* **Problem description**
What follows is a block of records; reproduce all of it verbatim.
-- Source data start --
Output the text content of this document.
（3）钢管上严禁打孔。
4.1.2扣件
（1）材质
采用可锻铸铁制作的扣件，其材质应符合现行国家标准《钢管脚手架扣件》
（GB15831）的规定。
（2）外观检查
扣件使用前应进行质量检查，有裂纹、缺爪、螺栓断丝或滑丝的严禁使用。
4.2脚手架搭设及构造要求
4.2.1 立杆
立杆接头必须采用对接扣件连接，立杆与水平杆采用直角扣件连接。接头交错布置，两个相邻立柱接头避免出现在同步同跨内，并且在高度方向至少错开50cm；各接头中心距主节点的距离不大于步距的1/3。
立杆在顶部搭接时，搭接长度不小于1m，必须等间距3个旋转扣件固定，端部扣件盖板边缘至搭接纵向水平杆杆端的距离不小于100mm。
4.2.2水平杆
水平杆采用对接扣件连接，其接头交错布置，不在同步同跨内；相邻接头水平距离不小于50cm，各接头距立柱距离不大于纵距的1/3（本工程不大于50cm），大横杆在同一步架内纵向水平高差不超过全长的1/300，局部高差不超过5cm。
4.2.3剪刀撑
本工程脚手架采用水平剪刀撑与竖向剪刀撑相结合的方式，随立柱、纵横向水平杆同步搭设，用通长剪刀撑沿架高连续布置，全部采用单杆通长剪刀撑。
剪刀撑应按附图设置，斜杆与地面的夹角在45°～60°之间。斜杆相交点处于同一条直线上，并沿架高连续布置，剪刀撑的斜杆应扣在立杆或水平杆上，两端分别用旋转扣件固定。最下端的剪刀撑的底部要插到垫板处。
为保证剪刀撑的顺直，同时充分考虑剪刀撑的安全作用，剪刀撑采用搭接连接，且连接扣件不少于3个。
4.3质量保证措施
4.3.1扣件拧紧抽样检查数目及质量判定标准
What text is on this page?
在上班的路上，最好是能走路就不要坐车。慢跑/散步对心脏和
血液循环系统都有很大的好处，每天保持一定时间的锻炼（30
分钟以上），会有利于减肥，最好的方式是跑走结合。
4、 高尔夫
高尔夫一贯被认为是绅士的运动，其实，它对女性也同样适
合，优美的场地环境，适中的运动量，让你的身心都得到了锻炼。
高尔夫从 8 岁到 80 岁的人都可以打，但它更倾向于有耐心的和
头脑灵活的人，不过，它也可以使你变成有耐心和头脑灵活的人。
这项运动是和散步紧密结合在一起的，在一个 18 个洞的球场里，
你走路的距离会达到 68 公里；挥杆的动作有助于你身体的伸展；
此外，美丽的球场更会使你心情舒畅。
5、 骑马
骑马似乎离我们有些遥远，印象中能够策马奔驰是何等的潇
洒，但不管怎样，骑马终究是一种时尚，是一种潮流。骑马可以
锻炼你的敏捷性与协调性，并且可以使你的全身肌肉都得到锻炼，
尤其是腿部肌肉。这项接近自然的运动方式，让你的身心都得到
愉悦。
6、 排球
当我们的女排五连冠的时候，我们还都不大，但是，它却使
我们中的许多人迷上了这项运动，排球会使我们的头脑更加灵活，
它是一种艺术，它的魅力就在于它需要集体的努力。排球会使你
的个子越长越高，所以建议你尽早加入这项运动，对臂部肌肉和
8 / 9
-- Source data end --
* **The reply**
Output the text content of this document.
（3）钢管上严禁打孔。
4.1.2扣件
（1）材质
采用可锻铸铁制作的扣件，其材质应符合现行国家标准《钢管脚手架扣件》
（GB15831）的规定。
（2）外观检查
扣件使用前应进行质量检查，有裂纹、缺爪、螺栓断丝或滑丝的严禁使用。
4.2脚手架搭设及构造要求
4.2.1 立杆
立杆接头必须采用对接扣件连接，立杆与水平杆采用直角扣件连接。接头交错布置，两个相邻立柱接头避免出现在同步同跨内，并且在高度方向至少错开50cm；各接头中心距主节点的距离不大于步距的1/3。
立杆在顶部搭接时，搭接长度不小于1m，必须等间距3个旋转扣件固定，端部扣件盖板边缘至搭接纵向水平杆杆端的距离不小于100mm。
4.2.2水平杆
水平杆采用对接扣件连接，其接头交错布置，不在同步同跨内；相邻接头水平距离不小于50cm，各接头距立柱距离不大于纵距的1/3（本工程不大于50cm），大横杆在同一步架内纵向水平高差不超过全长的1/300，局部高差不超过5cm。
4.2.3剪刀撑
本工程脚手架采用水平剪刀撑与竖向剪刀撑相结合的方式，随立柱、纵横向水平杆同步搭设，用通长剪刀撑沿架高连续布置，全部采用单杆通长剪刀撑。
剪刀撑应按附图设置，斜杆与地面的夹角在45°～60°之间。斜杆相交点处于同一条直线上，并沿架高连续布置，剪刀撑的斜杆应扣在立杆或水平杆上，两端分别用旋转扣件固定。最下端的剪刀撑的底部要插到垫板处。
为保证剪刀撑的顺直，同时充分考虑剪刀撑的安全作用，剪刀撑采用搭接连接，且连接扣件不少于3个。
4.3质量保证措施
4.3.1扣件拧紧抽样检查数目及质量判定标准
What text is on this page?
在上班的路上，最好是能走路就不要坐车。慢跑/散步对心脏和
血液循环系统都有很大的好处，每天保持一定时间的锻炼（30
分钟以上），会有利于减肥，最好的方式是跑走结合。
4、 高尔夫
高尔夫一贯被认为是绅士的运动，其实，它对女性也同样适
合，优美的场地环境，适中的运动量，让你的身心都得到了锻炼。
高尔夫从 8 岁到 80 岁的人都可以打，但它更倾向于有耐心的和
头脑灵活的人，不过，它也可以使你变成有耐心和头脑灵活的人。
这项运动是和散步紧密结合在一起的，在一个 18 个洞的球场里，
你走路的距离会达到 68 公里；挥杆的动作有助于你身体的伸展；
此外，美丽的球场更会使你心情舒畅。
5、 骑马
骑马似乎离我们有些遥远，印象中能够策马奔驰是何等的潇
洒，但不管怎样，骑马终究是一种时尚，是一种潮流。骑马可以
锻炼你的敏捷性与协调性，并且可以使你的全身肌肉都得到锻炼，
尤其是腿部肌肉。这项接近自然的运动方式，让你的身心都得到
愉悦。
6、 排球
当我们的女排五连冠的时候，我们还都不大，但是，它却使
我们中的许多人迷上了这项运动，排球会使我们的头脑更加灵活，
它是一种艺术，它的魅力就在于它需要集体的努力。排球会使你
的个子越长越高，所以建议你尽早加入这项运动，对臂部肌肉和
8 / 9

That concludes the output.